Stated exercise: Which lines in the records below contain the word "series"? Copy each one out.

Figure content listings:

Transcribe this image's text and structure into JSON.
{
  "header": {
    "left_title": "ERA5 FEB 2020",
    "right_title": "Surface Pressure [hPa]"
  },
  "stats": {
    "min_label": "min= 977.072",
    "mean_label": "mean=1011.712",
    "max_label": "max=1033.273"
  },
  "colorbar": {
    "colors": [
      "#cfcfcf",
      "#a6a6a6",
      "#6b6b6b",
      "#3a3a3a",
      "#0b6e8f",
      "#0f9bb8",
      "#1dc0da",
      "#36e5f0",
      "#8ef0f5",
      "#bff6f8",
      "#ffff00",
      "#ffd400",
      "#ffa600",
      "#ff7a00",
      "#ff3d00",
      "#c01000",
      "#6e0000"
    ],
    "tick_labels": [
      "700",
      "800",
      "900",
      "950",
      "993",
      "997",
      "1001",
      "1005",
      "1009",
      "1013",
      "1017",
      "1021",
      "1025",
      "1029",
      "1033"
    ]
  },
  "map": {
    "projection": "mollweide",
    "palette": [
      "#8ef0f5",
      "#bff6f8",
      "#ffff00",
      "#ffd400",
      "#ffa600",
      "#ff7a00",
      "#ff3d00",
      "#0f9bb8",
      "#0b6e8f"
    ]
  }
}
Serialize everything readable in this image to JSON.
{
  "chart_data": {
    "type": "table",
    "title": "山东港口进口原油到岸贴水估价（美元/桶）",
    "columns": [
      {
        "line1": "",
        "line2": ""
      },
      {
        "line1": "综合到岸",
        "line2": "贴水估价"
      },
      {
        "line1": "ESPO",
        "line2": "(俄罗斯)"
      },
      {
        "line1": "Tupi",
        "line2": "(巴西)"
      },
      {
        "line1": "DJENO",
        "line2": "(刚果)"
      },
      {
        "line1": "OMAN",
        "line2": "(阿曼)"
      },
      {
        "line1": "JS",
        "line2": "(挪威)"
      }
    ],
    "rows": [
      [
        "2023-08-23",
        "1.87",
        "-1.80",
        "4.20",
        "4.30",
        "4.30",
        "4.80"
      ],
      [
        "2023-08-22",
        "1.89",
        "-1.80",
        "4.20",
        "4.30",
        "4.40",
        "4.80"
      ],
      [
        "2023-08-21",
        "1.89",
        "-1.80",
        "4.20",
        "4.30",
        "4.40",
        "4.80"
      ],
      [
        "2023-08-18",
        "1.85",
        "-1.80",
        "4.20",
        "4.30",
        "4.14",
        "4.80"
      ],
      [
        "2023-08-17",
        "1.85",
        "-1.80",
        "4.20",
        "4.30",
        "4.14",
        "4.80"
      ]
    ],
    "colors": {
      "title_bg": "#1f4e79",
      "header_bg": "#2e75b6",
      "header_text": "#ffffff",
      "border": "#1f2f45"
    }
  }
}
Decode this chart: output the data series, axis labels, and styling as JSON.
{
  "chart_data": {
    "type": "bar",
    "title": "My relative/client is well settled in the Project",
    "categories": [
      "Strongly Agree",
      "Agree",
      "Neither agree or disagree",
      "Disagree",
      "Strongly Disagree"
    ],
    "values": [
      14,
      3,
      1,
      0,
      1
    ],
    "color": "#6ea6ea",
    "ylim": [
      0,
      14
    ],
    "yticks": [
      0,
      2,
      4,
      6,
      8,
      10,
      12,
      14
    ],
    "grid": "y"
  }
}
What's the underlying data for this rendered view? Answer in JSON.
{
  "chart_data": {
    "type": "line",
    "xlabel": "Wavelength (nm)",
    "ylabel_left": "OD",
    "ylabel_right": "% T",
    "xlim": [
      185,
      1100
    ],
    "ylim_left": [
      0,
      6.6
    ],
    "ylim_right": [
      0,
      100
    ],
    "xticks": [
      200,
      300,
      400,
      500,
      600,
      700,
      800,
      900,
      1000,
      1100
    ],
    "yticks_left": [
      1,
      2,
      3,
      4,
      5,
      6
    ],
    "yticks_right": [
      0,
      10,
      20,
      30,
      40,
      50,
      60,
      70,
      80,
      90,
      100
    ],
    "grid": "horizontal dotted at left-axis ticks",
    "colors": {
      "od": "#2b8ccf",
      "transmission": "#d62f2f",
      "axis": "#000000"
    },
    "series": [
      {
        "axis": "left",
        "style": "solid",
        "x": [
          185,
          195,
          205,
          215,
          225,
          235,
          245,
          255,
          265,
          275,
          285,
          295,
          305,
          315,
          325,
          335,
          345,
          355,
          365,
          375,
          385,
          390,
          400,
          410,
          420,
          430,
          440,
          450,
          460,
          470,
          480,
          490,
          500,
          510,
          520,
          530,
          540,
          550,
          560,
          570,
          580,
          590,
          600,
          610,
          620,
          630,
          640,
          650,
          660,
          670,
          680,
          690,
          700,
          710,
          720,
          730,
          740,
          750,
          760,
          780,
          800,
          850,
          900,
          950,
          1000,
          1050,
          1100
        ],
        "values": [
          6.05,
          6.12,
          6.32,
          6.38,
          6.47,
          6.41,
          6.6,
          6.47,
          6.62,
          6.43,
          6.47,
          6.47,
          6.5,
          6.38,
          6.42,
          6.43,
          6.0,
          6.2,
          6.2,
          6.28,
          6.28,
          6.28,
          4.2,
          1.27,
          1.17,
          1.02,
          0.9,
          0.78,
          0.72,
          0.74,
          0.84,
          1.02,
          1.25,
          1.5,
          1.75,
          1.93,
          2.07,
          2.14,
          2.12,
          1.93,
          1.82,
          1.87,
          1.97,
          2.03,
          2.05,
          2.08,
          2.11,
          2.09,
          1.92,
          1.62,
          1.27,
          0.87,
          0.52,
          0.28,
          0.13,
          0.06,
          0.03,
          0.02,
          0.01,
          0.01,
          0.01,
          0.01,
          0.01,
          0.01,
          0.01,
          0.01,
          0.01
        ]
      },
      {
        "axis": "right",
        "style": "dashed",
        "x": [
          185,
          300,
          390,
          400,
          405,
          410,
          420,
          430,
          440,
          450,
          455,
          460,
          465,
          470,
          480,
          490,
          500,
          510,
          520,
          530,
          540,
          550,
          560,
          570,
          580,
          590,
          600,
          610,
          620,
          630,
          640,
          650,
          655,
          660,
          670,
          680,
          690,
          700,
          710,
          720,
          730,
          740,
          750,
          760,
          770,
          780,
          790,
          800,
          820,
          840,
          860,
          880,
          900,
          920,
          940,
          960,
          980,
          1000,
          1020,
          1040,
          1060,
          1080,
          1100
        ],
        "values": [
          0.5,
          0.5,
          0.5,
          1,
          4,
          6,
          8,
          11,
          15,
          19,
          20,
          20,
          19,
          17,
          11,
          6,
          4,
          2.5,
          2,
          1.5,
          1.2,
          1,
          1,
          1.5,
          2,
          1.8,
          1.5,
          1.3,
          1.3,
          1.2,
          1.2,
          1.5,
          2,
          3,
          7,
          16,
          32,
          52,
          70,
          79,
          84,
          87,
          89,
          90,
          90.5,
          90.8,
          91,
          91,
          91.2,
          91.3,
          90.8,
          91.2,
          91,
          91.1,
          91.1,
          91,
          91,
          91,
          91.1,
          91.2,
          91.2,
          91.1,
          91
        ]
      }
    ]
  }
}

Complete output:
Decode this chart: output the data series, axis labels, and styling as JSON.
    "series": [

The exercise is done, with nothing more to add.